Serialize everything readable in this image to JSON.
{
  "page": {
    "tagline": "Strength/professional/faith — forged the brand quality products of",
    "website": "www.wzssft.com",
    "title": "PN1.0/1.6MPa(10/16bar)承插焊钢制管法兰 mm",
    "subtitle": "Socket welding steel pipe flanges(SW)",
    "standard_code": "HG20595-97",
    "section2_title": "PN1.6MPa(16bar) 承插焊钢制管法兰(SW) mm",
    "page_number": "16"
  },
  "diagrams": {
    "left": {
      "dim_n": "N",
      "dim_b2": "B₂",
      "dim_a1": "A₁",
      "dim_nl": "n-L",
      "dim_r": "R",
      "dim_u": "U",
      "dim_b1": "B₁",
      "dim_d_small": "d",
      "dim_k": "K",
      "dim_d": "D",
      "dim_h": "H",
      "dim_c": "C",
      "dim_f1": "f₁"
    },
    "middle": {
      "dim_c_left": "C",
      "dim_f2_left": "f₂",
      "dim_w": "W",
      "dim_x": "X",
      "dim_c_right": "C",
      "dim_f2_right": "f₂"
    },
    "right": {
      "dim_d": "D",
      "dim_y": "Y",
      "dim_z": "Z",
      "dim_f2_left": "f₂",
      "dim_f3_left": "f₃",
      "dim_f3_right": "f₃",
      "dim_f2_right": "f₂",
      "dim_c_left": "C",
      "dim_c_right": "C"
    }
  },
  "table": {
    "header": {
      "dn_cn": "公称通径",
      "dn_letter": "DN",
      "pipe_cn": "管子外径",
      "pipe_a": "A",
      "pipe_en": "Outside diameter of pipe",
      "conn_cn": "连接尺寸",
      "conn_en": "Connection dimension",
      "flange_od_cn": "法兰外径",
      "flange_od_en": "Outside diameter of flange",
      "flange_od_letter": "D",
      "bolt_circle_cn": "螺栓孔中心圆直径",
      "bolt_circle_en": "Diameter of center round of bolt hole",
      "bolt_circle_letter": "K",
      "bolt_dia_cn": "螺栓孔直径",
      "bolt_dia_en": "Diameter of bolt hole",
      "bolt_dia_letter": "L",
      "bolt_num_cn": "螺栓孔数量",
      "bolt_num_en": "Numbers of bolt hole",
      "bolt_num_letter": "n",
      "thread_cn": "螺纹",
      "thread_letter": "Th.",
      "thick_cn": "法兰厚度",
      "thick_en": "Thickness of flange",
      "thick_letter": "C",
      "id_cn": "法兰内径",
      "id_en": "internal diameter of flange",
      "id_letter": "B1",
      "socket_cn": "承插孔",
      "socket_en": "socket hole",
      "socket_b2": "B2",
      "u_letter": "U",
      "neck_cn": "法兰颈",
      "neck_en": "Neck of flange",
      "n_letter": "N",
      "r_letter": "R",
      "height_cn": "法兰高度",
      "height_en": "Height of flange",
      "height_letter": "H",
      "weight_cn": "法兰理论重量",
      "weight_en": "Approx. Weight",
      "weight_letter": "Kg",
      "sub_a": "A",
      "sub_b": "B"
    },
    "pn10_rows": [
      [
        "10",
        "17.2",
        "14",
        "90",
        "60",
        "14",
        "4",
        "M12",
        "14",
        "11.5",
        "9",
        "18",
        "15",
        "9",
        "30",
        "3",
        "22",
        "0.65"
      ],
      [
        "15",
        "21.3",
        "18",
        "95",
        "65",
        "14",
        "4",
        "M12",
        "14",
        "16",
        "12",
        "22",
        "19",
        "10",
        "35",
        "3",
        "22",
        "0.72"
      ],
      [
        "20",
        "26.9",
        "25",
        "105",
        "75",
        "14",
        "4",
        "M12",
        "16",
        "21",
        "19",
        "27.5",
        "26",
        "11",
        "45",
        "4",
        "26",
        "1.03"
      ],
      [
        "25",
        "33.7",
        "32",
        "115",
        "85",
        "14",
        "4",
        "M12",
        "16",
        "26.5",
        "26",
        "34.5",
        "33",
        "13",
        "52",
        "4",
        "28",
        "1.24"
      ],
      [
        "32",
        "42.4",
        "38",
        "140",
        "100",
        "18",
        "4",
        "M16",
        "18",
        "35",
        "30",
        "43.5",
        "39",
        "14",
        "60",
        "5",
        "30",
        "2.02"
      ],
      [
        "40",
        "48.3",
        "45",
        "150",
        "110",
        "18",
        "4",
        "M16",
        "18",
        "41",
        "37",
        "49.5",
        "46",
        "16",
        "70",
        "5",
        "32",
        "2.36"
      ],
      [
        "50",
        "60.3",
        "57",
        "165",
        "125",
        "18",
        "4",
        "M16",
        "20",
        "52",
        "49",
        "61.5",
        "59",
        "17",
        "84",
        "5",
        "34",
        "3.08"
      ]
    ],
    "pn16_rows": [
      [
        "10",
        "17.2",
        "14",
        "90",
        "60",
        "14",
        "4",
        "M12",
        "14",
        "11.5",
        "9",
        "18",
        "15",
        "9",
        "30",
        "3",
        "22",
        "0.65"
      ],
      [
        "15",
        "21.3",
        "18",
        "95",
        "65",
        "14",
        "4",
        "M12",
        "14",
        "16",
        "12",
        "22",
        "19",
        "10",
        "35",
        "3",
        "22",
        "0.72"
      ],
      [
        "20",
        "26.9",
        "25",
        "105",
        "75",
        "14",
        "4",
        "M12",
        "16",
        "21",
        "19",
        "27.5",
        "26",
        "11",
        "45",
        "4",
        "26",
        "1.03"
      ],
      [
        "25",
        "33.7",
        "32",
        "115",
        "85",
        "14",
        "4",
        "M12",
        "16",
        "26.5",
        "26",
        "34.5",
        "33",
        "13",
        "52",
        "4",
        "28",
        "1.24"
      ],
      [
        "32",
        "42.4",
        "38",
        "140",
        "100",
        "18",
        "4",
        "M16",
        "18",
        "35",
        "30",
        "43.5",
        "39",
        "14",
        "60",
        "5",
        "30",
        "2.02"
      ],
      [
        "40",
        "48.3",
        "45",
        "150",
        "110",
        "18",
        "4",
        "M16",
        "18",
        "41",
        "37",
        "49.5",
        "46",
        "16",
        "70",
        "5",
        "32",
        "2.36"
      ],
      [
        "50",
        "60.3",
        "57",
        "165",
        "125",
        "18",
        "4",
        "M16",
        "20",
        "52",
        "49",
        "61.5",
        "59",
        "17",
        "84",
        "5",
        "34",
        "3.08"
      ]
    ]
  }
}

##############################

◆ STATED PROBLEM
Repeat the entries above exactly, leaving nothing out.

◆ SOLVED EXERCISE
Serialize everything readable in this image to JSON.
{
  "page": {
    "tagline": "Strength/professional/faith — forged the brand quality products of",
    "website": "www.wzssft.com",
    "title": "PN1.0/1.6MPa(10/16bar)承插焊钢制管法兰 mm",
    "subtitle": "Socket welding steel pipe flanges(SW)",
    "standard_code": "HG20595-97",
    "section2_title": "PN1.6MPa(16bar) 承插焊钢制管法兰(SW) mm",
    "page_number": "16"
  },
  "diagrams": {
    "left": {
      "dim_n": "N",
      "dim_b2": "B₂",
      "dim_a1": "A₁",
      "dim_nl": "n-L",
      "dim_r": "R",
      "dim_u": "U",
      "dim_b1": "B₁",
      "dim_d_small": "d",
      "dim_k": "K",
      "dim_d": "D",
      "dim_h": "H",
      "dim_c": "C",
      "dim_f1": "f₁"
    },
    "middle": {
      "dim_c_left": "C",
      "dim_f2_left": "f₂",
      "dim_w": "W",
      "dim_x": "X",
      "dim_c_right": "C",
      "dim_f2_right": "f₂"
    },
    "right": {
      "dim_d": "D",
      "dim_y": "Y",
      "dim_z": "Z",
      "dim_f2_left": "f₂",
      "dim_f3_left": "f₃",
      "dim_f3_right": "f₃",
      "dim_f2_right": "f₂",
      "dim_c_left": "C",
      "dim_c_right": "C"
    }
  },
  "table": {
    "header": {
      "dn_cn": "公称通径",
      "dn_letter": "DN",
      "pipe_cn": "管子外径",
      "pipe_a": "A",
      "pipe_en": "Outside diameter of pipe",
      "conn_cn": "连接尺寸",
      "conn_en": "Connection dimension",
      "flange_od_cn": "法兰外径",
      "flange_od_en": "Outside diameter of flange",
      "flange_od_letter": "D",
      "bolt_circle_cn": "螺栓孔中心圆直径",
      "bolt_circle_en": "Diameter of center round of bolt hole",
      "bolt_circle_letter": "K",
      "bolt_dia_cn": "螺栓孔直径",
      "bolt_dia_en": "Diameter of bolt hole",
      "bolt_dia_letter": "L",
      "bolt_num_cn": "螺栓孔数量",
      "bolt_num_en": "Numbers of bolt hole",
      "bolt_num_letter": "n",
      "thread_cn": "螺纹",
      "thread_letter": "Th.",
      "thick_cn": "法兰厚度",
      "thick_en": "Thickness of flange",
      "thick_letter": "C",
      "id_cn": "法兰内径",
      "id_en": "internal diameter of flange",
      "id_letter": "B1",
      "socket_cn": "承插孔",
      "socket_en": "socket hole",
      "socket_b2": "B2",
      "u_letter": "U",
      "neck_cn": "法兰颈",
      "neck_en": "Neck of flange",
      "n_letter": "N",
      "r_letter": "R",
      "height_cn": "法兰高度",
      "height_en": "Height of flange",
      "height_letter": "H",
      "weight_cn": "法兰理论重量",
      "weight_en": "Approx. Weight",
      "weight_letter": "Kg",
      "sub_a": "A",
      "sub_b": "B"
    },
    "pn10_rows": [
      [
        "10",
        "17.2",
        "14",
        "90",
        "60",
        "14",
        "4",
        "M12",
        "14",
        "11.5",
        "9",
        "18",
        "15",
        "9",
        "30",
        "3",
        "22",
        "0.65"
      ],
      [
        "15",
        "21.3",
        "18",
        "95",
        "65",
        "14",
        "4",
        "M12",
        "14",
        "16",
        "12",
        "22",
        "19",
        "10",
        "35",
        "3",
        "22",
        "0.72"
      ],
      [
        "20",
        "26.9",
        "25",
        "105",
        "75",
        "14",
        "4",
        "M12",
        "16",
        "21",
        "19",
        "27.5",
        "26",
        "11",
        "45",
        "4",
        "26",
        "1.03"
      ],
      [
        "25",
        "33.7",
        "32",
        "115",
        "85",
        "14",
        "4",
        "M12",
        "16",
        "26.5",
        "26",
        "34.5",
        "33",
        "13",
        "52",
        "4",
        "28",
        "1.24"
      ],
      [
        "32",
        "42.4",
        "38",
        "140",
        "100",
        "18",
        "4",
        "M16",
        "18",
        "35",
        "30",
        "43.5",
        "39",
        "14",
        "60",
        "5",
        "30",
        "2.02"
      ],
      [
        "40",
        "48.3",
        "45",
        "150",
        "110",
        "18",
        "4",
        "M16",
        "18",
        "41",
        "37",
        "49.5",
        "46",
        "16",
        "70",
        "5",
        "32",
        "2.36"
      ],
      [
        "50",
        "60.3",
        "57",
        "165",
        "125",
        "18",
        "4",
        "M16",
        "20",
        "52",
        "49",
        "61.5",
        "59",
        "17",
        "84",
        "5",
        "34",
        "3.08"
      ]
    ],
    "pn16_rows": [
      [
        "10",
        "17.2",
        "14",
        "90",
        "60",
        "14",
        "4",
        "M12",
        "14",
        "11.5",
        "9",
        "18",
        "15",
        "9",
        "30",
        "3",
        "22",
        "0.65"
      ],
      [
        "15",
        "21.3",
        "18",
        "95",
        "65",
        "14",
        "4",
        "M12",
        "14",
        "16",
        "12",
        "22",
        "19",
        "10",
        "35",
        "3",
        "22",
        "0.72"
      ],
      [
        "20",
        "26.9",
        "25",
        "105",
        "75",
        "14",
        "4",
        "M12",
        "16",
        "21",
        "19",
        "27.5",
        "26",
        "11",
        "45",
        "4",
        "26",
        "1.03"
      ],
      [
        "25",
        "33.7",
        "32",
        "115",
        "85",
        "14",
        "4",
        "M12",
        "16",
        "26.5",
        "26",
        "34.5",
        "33",
        "13",
        "52",
        "4",
        "28",
        "1.24"
      ],
      [
        "32",
        "42.4",
        "38",
        "140",
        "100",
        "18",
        "4",
        "M16",
        "18",
        "35",
        "30",
        "43.5",
        "39",
        "14",
        "60",
        "5",
        "30",
        "2.02"
      ],
      [
        "40",
        "48.3",
        "45",
        "150",
        "110",
        "18",
        "4",
        "M16",
        "18",
        "41",
        "37",
        "49.5",
        "46",
        "16",
        "70",
        "5",
        "32",
        "2.36"
      ],
      [
        "50",
        "60.3",
        "57",
        "165",
        "125",
        "18",
        "4",
        "M16",
        "20",
        "52",
        "49",
        "61.5",
        "59",
        "17",
        "84",
        "5",
        "34",
        "3.08"
      ]
    ]
  }
}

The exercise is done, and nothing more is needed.